### WHAT YOU NEED TO DO
Would you transcribe the listing that follows, character for character, and omit its images?

▶

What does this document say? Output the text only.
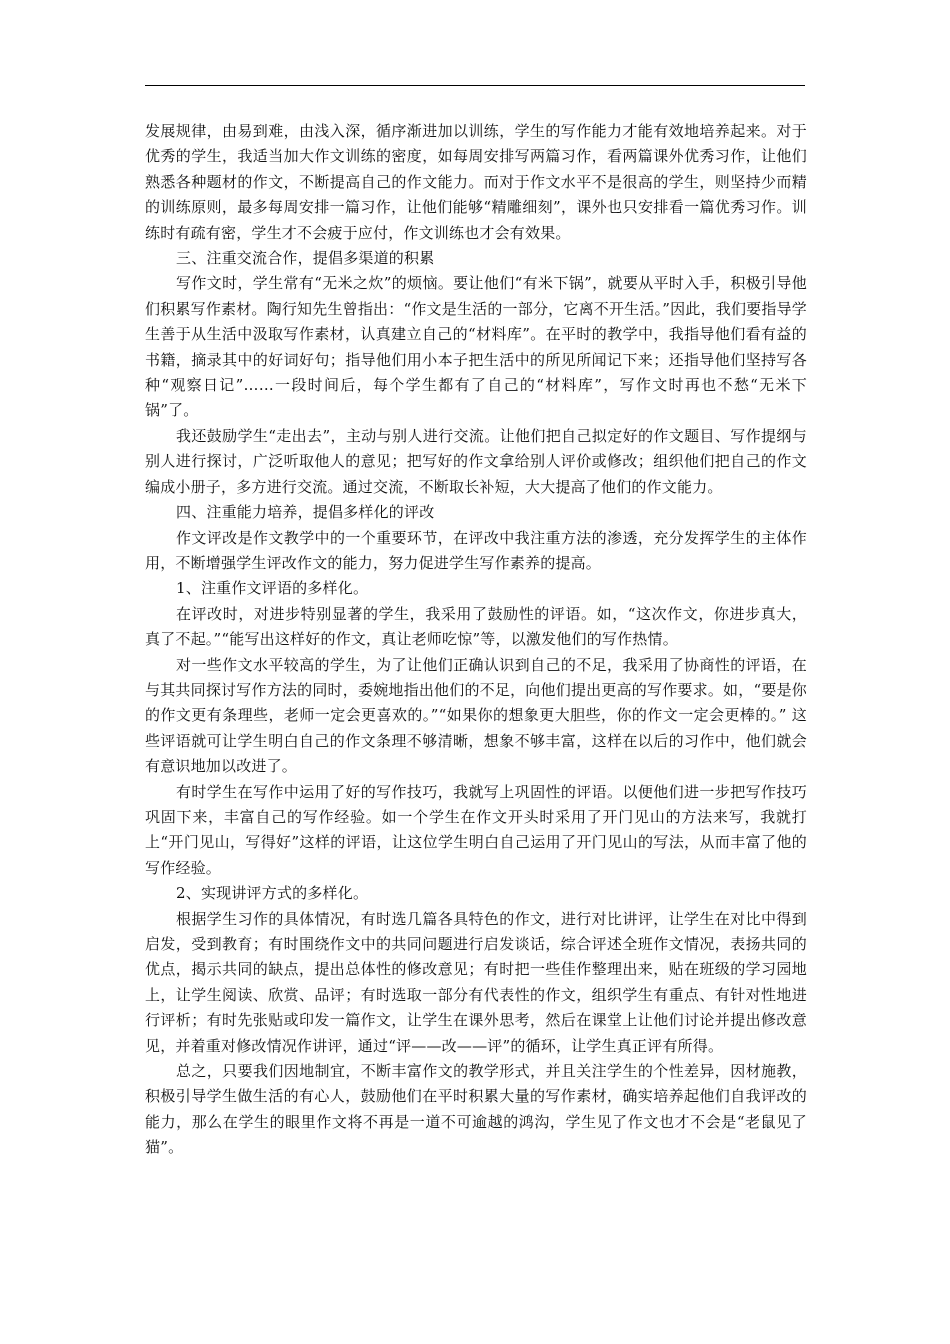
发展规律，由易到难，由浅入深，循序渐进加以训练，学生的写作能力才能有效地培养起来。对于优秀的学生，我适当加大作文训练的密度，如每周安排写两篇习作，看两篇课外优秀习作，让他们熟悉各种题材的作文，不断提高自己的作文能力。而对于作文水平不是很高的学生，则坚持少而精的训练原则，最多每周安排一篇习作，让他们能够“精雕细刻”，课外也只安排看一篇优秀习作。训练时有疏有密，学生才不会疲于应付，作文训练也才会有效果。

三、注重交流合作，提倡多渠道的积累

写作文时，学生常有“无米之炊”的烦恼。要让他们“有米下锅”，就要从平时入手，积极引导他们积累写作素材。陶行知先生曾指出：“作文是生活的一部分，它离不开生活。”因此，我们要指导学生善于从生活中汲取写作素材，认真建立自己的“材料库”。在平时的教学中，我指导他们看有益的书籍，摘录其中的好词好句；指导他们用小本子把生活中的所见所闻记下来；还指导他们坚持写各种“观察日记”……一段时间后，每个学生都有了自己的“材料库”，写作文时再也不愁“无米下锅”了。

我还鼓励学生“走出去”，主动与别人进行交流。让他们把自己拟定好的作文题目、写作提纲与别人进行探讨，广泛听取他人的意见；把写好的作文拿给别人评价或修改；组织他们把自己的作文编成小册子，多方进行交流。通过交流，不断取长补短，大大提高了他们的作文能力。

四、注重能力培养，提倡多样化的评改

作文评改是作文教学中的一个重要环节，在评改中我注重方法的渗透，充分发挥学生的主体作用，不断增强学生评改作文的能力，努力促进学生写作素养的提高。

1、注重作文评语的多样化。

在评改时，对进步特别显著的学生，我采用了鼓励性的评语。如，“这次作文，你进步真大，真了不起。”“能写出这样好的作文，真让老师吃惊”等，以激发他们的写作热情。

对一些作文水平较高的学生，为了让他们正确认识到自己的不足，我采用了协商性的评语，在与其共同探讨写作方法的同时，委婉地指出他们的不足，向他们提出更高的写作要求。如，“要是你的作文更有条理些，老师一定会更喜欢的。”“如果你的想象更大胆些，你的作文一定会更棒的。” 这些评语就可让学生明白自己的作文条理不够清晰，想象不够丰富，这样在以后的习作中，他们就会有意识地加以改进了。

有时学生在写作中运用了好的写作技巧，我就写上巩固性的评语。以便他们进一步把写作技巧巩固下来，丰富自己的写作经验。如一个学生在作文开头时采用了开门见山的方法来写，我就打上“开门见山，写得好”这样的评语，让这位学生明白自己运用了开门见山的写法，从而丰富了他的写作经验。

2、实现讲评方式的多样化。

根据学生习作的具体情况，有时选几篇各具特色的作文，进行对比讲评，让学生在对比中得到启发，受到教育；有时围绕作文中的共同问题进行启发谈话，综合评述全班作文情况，表扬共同的优点，揭示共同的缺点，提出总体性的修改意见；有时把一些佳作整理出来，贴在班级的学习园地上，让学生阅读、欣赏、品评；有时选取一部分有代表性的作文，组织学生有重点、有针对性地进行评析；有时先张贴或印发一篇作文，让学生在课外思考，然后在课堂上让他们讨论并提出修改意见，并着重对修改情况作讲评，通过“评——改——评”的循环，让学生真正评有所得。

总之，只要我们因地制宜，不断丰富作文的教学形式，并且关注学生的个性差异，因材施教，积极引导学生做生活的有心人，鼓励他们在平时积累大量的写作素材，确实培养起他们自我评改的能力，那么在学生的眼里作文将不再是一道不可逾越的鸿沟，学生见了作文也才不会是“老鼠见了猫”。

◀

### CORRECT ANSWER
What does this document say? Output the text only.
发展规律，由易到难，由浅入深，循序渐进加以训练，学生的写作能力才能有效地培养起来。对于优秀的学生，我适当加大作文训练的密度，如每周安排写两篇习作，看两篇课外优秀习作，让他们熟悉各种题材的作文，不断提高自己的作文能力。而对于作文水平不是很高的学生，则坚持少而精的训练原则，最多每周安排一篇习作，让他们能够“精雕细刻”，课外也只安排看一篇优秀习作。训练时有疏有密，学生才不会疲于应付，作文训练也才会有效果。

三、注重交流合作，提倡多渠道的积累

写作文时，学生常有“无米之炊”的烦恼。要让他们“有米下锅”，就要从平时入手，积极引导他们积累写作素材。陶行知先生曾指出：“作文是生活的一部分，它离不开生活。”因此，我们要指导学生善于从生活中汲取写作素材，认真建立自己的“材料库”。在平时的教学中，我指导他们看有益的书籍，摘录其中的好词好句；指导他们用小本子把生活中的所见所闻记下来；还指导他们坚持写各种“观察日记”……一段时间后，每个学生都有了自己的“材料库”，写作文时再也不愁“无米下锅”了。

我还鼓励学生“走出去”，主动与别人进行交流。让他们把自己拟定好的作文题目、写作提纲与别人进行探讨，广泛听取他人的意见；把写好的作文拿给别人评价或修改；组织他们把自己的作文编成小册子，多方进行交流。通过交流，不断取长补短，大大提高了他们的作文能力。

四、注重能力培养，提倡多样化的评改

作文评改是作文教学中的一个重要环节，在评改中我注重方法的渗透，充分发挥学生的主体作用，不断增强学生评改作文的能力，努力促进学生写作素养的提高。

1、注重作文评语的多样化。

在评改时，对进步特别显著的学生，我采用了鼓励性的评语。如，“这次作文，你进步真大，真了不起。”“能写出这样好的作文，真让老师吃惊”等，以激发他们的写作热情。

对一些作文水平较高的学生，为了让他们正确认识到自己的不足，我采用了协商性的评语，在与其共同探讨写作方法的同时，委婉地指出他们的不足，向他们提出更高的写作要求。如，“要是你的作文更有条理些，老师一定会更喜欢的。”“如果你的想象更大胆些，你的作文一定会更棒的。” 这些评语就可让学生明白自己的作文条理不够清晰，想象不够丰富，这样在以后的习作中，他们就会有意识地加以改进了。

有时学生在写作中运用了好的写作技巧，我就写上巩固性的评语。以便他们进一步把写作技巧巩固下来，丰富自己的写作经验。如一个学生在作文开头时采用了开门见山的方法来写，我就打上“开门见山，写得好”这样的评语，让这位学生明白自己运用了开门见山的写法，从而丰富了他的写作经验。

2、实现讲评方式的多样化。

根据学生习作的具体情况，有时选几篇各具特色的作文，进行对比讲评，让学生在对比中得到启发，受到教育；有时围绕作文中的共同问题进行启发谈话，综合评述全班作文情况，表扬共同的优点，揭示共同的缺点，提出总体性的修改意见；有时把一些佳作整理出来，贴在班级的学习园地上，让学生阅读、欣赏、品评；有时选取一部分有代表性的作文，组织学生有重点、有针对性地进行评析；有时先张贴或印发一篇作文，让学生在课外思考，然后在课堂上让他们讨论并提出修改意见，并着重对修改情况作讲评，通过“评——改——评”的循环，让学生真正评有所得。

总之，只要我们因地制宜，不断丰富作文的教学形式，并且关注学生的个性差异，因材施教，积极引导学生做生活的有心人，鼓励他们在平时积累大量的写作素材，确实培养起他们自我评改的能力，那么在学生的眼里作文将不再是一道不可逾越的鸿沟，学生见了作文也才不会是“老鼠见了猫”。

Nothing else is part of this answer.